Exercise goal: Copy every entry precisely.

Dataset excerpts:
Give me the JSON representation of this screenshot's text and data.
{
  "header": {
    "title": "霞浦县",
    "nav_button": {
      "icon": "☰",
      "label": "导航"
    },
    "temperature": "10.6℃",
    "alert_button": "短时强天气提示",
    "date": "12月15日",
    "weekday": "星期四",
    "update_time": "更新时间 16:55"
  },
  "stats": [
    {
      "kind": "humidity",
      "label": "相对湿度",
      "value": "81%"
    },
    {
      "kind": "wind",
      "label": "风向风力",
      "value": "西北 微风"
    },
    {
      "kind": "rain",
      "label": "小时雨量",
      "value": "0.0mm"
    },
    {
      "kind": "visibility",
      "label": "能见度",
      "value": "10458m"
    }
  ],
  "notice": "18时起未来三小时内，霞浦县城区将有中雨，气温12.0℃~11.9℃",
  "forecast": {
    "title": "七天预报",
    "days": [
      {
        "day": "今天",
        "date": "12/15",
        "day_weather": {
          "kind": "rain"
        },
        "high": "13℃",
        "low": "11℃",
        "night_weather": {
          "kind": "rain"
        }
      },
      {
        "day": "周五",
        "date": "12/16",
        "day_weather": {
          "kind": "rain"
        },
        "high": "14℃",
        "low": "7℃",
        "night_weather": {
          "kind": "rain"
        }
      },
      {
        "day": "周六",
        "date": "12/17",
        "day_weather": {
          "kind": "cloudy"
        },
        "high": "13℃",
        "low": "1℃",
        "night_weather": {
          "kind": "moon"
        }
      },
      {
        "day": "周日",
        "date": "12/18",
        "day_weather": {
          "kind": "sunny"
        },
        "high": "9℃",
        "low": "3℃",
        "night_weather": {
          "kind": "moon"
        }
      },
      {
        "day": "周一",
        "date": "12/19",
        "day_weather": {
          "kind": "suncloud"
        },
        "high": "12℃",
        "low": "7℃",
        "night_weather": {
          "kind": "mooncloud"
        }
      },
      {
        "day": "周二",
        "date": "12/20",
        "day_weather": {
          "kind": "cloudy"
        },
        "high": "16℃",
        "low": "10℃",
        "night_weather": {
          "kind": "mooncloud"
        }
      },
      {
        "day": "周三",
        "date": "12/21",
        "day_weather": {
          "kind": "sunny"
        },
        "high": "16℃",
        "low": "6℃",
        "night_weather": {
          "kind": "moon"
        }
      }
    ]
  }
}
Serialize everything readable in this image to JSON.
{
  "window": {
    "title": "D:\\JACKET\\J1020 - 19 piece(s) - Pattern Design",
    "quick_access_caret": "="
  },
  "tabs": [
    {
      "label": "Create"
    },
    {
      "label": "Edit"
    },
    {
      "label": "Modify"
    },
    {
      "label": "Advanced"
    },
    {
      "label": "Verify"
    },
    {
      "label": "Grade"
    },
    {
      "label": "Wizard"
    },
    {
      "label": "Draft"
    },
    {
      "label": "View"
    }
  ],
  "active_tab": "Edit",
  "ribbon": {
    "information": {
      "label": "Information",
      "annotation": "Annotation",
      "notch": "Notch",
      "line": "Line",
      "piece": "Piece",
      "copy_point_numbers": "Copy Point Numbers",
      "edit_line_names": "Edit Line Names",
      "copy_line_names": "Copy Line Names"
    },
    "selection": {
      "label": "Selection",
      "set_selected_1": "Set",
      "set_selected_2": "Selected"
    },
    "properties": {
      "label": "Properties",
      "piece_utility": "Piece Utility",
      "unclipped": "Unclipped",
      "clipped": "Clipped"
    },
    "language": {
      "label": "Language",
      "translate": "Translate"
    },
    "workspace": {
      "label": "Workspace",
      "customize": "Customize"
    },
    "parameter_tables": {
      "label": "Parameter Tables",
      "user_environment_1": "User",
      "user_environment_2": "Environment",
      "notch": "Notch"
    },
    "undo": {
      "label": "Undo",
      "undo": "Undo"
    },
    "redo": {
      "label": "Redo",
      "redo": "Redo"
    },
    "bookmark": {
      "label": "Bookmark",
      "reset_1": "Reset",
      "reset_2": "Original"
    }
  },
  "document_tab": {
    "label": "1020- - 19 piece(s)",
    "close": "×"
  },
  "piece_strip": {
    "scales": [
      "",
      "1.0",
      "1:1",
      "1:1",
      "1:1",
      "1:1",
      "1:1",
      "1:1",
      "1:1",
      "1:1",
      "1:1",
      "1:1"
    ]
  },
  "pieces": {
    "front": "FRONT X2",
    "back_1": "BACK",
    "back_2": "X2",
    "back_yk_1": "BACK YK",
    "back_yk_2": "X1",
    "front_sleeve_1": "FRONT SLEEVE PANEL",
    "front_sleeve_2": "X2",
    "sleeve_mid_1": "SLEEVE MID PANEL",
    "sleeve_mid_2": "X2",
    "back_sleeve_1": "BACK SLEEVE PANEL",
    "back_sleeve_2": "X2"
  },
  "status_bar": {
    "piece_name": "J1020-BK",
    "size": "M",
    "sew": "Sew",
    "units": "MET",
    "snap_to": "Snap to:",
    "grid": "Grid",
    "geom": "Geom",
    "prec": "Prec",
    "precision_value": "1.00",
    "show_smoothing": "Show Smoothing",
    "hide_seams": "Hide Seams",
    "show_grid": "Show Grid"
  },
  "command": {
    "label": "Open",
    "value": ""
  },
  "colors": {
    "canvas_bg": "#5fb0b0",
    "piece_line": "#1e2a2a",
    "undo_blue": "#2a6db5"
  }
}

Answer:
Give me the JSON representation of this screenshot's text and data.
{
  "header": {
    "title": "霞浦县",
    "nav_button": {
      "icon": "☰",
      "label": "导航"
    },
    "temperature": "10.6℃",
    "alert_button": "短时强天气提示",
    "date": "12月15日",
    "weekday": "星期四",
    "update_time": "更新时间 16:55"
  },
  "stats": [
    {
      "kind": "humidity",
      "label": "相对湿度",
      "value": "81%"
    },
    {
      "kind": "wind",
      "label": "风向风力",
      "value": "西北 微风"
    },
    {
      "kind": "rain",
      "label": "小时雨量",
      "value": "0.0mm"
    },
    {
      "kind": "visibility",
      "label": "能见度",
      "value": "10458m"
    }
  ],
  "notice": "18时起未来三小时内，霞浦县城区将有中雨，气温12.0℃~11.9℃",
  "forecast": {
    "title": "七天预报",
    "days": [
      {
        "day": "今天",
        "date": "12/15",
        "day_weather": {
          "kind": "rain"
        },
        "high": "13℃",
        "low": "11℃",
        "night_weather": {
          "kind": "rain"
        }
      },
      {
        "day": "周五",
        "date": "12/16",
        "day_weather": {
          "kind": "rain"
        },
        "high": "14℃",
        "low": "7℃",
        "night_weather": {
          "kind": "rain"
        }
      },
      {
        "day": "周六",
        "date": "12/17",
        "day_weather": {
          "kind": "cloudy"
        },
        "high": "13℃",
        "low": "1℃",
        "night_weather": {
          "kind": "moon"
        }
      },
      {
        "day": "周日",
        "date": "12/18",
        "day_weather": {
          "kind": "sunny"
        },
        "high": "9℃",
        "low": "3℃",
        "night_weather": {
          "kind": "moon"
        }
      },
      {
        "day": "周一",
        "date": "12/19",
        "day_weather": {
          "kind": "suncloud"
        },
        "high": "12℃",
        "low": "7℃",
        "night_weather": {
          "kind": "mooncloud"
        }
      },
      {
        "day": "周二",
        "date": "12/20",
        "day_weather": {
          "kind": "cloudy"
        },
        "high": "16℃",
        "low": "10℃",
        "night_weather": {
          "kind": "mooncloud"
        }
      },
      {
        "day": "周三",
        "date": "12/21",
        "day_weather": {
          "kind": "sunny"
        },
        "high": "16℃",
        "low": "6℃",
        "night_weather": {
          "kind": "moon"
        }
      }
    ]
  }
}
Serialize everything readable in this image to JSON.
{
  "window": {
    "title": "D:\\JACKET\\J1020 - 19 piece(s) - Pattern Design",
    "quick_access_caret": "="
  },
  "tabs": [
    {
      "label": "Create"
    },
    {
      "label": "Edit"
    },
    {
      "label": "Modify"
    },
    {
      "label": "Advanced"
    },
    {
      "label": "Verify"
    },
    {
      "label": "Grade"
    },
    {
      "label": "Wizard"
    },
    {
      "label": "Draft"
    },
    {
      "label": "View"
    }
  ],
  "active_tab": "Edit",
  "ribbon": {
    "information": {
      "label": "Information",
      "annotation": "Annotation",
      "notch": "Notch",
      "line": "Line",
      "piece": "Piece",
      "copy_point_numbers": "Copy Point Numbers",
      "edit_line_names": "Edit Line Names",
      "copy_line_names": "Copy Line Names"
    },
    "selection": {
      "label": "Selection",
      "set_selected_1": "Set",
      "set_selected_2": "Selected"
    },
    "properties": {
      "label": "Properties",
      "piece_utility": "Piece Utility",
      "unclipped": "Unclipped",
      "clipped": "Clipped"
    },
    "language": {
      "label": "Language",
      "translate": "Translate"
    },
    "workspace": {
      "label": "Workspace",
      "customize": "Customize"
    },
    "parameter_tables": {
      "label": "Parameter Tables",
      "user_environment_1": "User",
      "user_environment_2": "Environment",
      "notch": "Notch"
    },
    "undo": {
      "label": "Undo",
      "undo": "Undo"
    },
    "redo": {
      "label": "Redo",
      "redo": "Redo"
    },
    "bookmark": {
      "label": "Bookmark",
      "reset_1": "Reset",
      "reset_2": "Original"
    }
  },
  "document_tab": {
    "label": "1020- - 19 piece(s)",
    "close": "×"
  },
  "piece_strip": {
    "scales": [
      "",
      "1.0",
      "1:1",
      "1:1",
      "1:1",
      "1:1",
      "1:1",
      "1:1",
      "1:1",
      "1:1",
      "1:1",
      "1:1"
    ]
  },
  "pieces": {
    "front": "FRONT X2",
    "back_1": "BACK",
    "back_2": "X2",
    "back_yk_1": "BACK YK",
    "back_yk_2": "X1",
    "front_sleeve_1": "FRONT SLEEVE PANEL",
    "front_sleeve_2": "X2",
    "sleeve_mid_1": "SLEEVE MID PANEL",
    "sleeve_mid_2": "X2",
    "back_sleeve_1": "BACK SLEEVE PANEL",
    "back_sleeve_2": "X2"
  },
  "status_bar": {
    "piece_name": "J1020-BK",
    "size": "M",
    "sew": "Sew",
    "units": "MET",
    "snap_to": "Snap to:",
    "grid": "Grid",
    "geom": "Geom",
    "prec": "Prec",
    "precision_value": "1.00",
    "show_smoothing": "Show Smoothing",
    "hide_seams": "Hide Seams",
    "show_grid": "Show Grid"
  },
  "command": {
    "label": "Open",
    "value": ""
  },
  "colors": {
    "canvas_bg": "#5fb0b0",
    "piece_line": "#1e2a2a",
    "undo_blue": "#2a6db5"
  }
}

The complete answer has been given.